■ Dataset entries:
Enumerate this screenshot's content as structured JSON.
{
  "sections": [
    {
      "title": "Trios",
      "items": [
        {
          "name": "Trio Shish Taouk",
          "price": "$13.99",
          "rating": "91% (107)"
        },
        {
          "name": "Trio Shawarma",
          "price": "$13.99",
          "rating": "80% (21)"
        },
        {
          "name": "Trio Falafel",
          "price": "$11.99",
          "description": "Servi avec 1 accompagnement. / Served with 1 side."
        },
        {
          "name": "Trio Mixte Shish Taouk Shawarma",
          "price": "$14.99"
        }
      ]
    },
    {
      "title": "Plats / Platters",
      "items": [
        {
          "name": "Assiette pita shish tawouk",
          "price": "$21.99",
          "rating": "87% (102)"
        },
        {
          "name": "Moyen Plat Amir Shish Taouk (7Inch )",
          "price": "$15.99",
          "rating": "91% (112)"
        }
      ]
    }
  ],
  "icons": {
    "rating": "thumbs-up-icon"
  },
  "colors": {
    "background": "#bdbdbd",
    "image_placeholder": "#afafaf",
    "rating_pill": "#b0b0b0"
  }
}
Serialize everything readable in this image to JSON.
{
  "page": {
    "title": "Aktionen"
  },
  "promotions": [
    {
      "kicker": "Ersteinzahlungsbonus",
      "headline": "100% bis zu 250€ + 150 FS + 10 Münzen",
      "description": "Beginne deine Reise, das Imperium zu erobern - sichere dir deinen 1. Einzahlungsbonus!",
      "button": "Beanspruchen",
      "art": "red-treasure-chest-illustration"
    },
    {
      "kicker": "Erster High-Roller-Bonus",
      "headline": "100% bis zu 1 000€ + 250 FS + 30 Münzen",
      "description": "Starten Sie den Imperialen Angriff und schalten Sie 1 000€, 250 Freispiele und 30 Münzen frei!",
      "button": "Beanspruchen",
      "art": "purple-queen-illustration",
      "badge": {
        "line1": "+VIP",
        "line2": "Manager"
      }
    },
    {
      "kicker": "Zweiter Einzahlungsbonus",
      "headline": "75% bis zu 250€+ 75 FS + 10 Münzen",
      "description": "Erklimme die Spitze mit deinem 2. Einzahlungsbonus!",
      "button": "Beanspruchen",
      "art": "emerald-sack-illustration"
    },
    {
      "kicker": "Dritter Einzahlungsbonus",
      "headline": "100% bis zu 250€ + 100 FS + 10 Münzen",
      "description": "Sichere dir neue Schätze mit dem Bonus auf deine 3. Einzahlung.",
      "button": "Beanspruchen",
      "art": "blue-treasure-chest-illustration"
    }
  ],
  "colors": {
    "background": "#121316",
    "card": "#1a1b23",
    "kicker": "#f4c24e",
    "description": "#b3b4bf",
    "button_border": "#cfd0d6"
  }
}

■ Task details:
Your task is to quote all of the data word for word.

■ Task response:
Enumerate this screenshot's content as structured JSON.
{
  "sections": [
    {
      "title": "Trios",
      "items": [
        {
          "name": "Trio Shish Taouk",
          "price": "$13.99",
          "rating": "91% (107)"
        },
        {
          "name": "Trio Shawarma",
          "price": "$13.99",
          "rating": "80% (21)"
        },
        {
          "name": "Trio Falafel",
          "price": "$11.99",
          "description": "Servi avec 1 accompagnement. / Served with 1 side."
        },
        {
          "name": "Trio Mixte Shish Taouk Shawarma",
          "price": "$14.99"
        }
      ]
    },
    {
      "title": "Plats / Platters",
      "items": [
        {
          "name": "Assiette pita shish tawouk",
          "price": "$21.99",
          "rating": "87% (102)"
        },
        {
          "name": "Moyen Plat Amir Shish Taouk (7Inch )",
          "price": "$15.99",
          "rating": "91% (112)"
        }
      ]
    }
  ],
  "icons": {
    "rating": "thumbs-up-icon"
  },
  "colors": {
    "background": "#bdbdbd",
    "image_placeholder": "#afafaf",
    "rating_pill": "#b0b0b0"
  }
}
Serialize everything readable in this image to JSON.
{
  "page": {
    "title": "Aktionen"
  },
  "promotions": [
    {
      "kicker": "Ersteinzahlungsbonus",
      "headline": "100% bis zu 250€ + 150 FS + 10 Münzen",
      "description": "Beginne deine Reise, das Imperium zu erobern - sichere dir deinen 1. Einzahlungsbonus!",
      "button": "Beanspruchen",
      "art": "red-treasure-chest-illustration"
    },
    {
      "kicker": "Erster High-Roller-Bonus",
      "headline": "100% bis zu 1 000€ + 250 FS + 30 Münzen",
      "description": "Starten Sie den Imperialen Angriff und schalten Sie 1 000€, 250 Freispiele und 30 Münzen frei!",
      "button": "Beanspruchen",
      "art": "purple-queen-illustration",
      "badge": {
        "line1": "+VIP",
        "line2": "Manager"
      }
    },
    {
      "kicker": "Zweiter Einzahlungsbonus",
      "headline": "75% bis zu 250€+ 75 FS + 10 Münzen",
      "description": "Erklimme die Spitze mit deinem 2. Einzahlungsbonus!",
      "button": "Beanspruchen",
      "art": "emerald-sack-illustration"
    },
    {
      "kicker": "Dritter Einzahlungsbonus",
      "headline": "100% bis zu 250€ + 100 FS + 10 Münzen",
      "description": "Sichere dir neue Schätze mit dem Bonus auf deine 3. Einzahlung.",
      "button": "Beanspruchen",
      "art": "blue-treasure-chest-illustration"
    }
  ],
  "colors": {
    "background": "#121316",
    "card": "#1a1b23",
    "kicker": "#f4c24e",
    "description": "#b3b4bf",
    "button_border": "#cfd0d6"
  }
}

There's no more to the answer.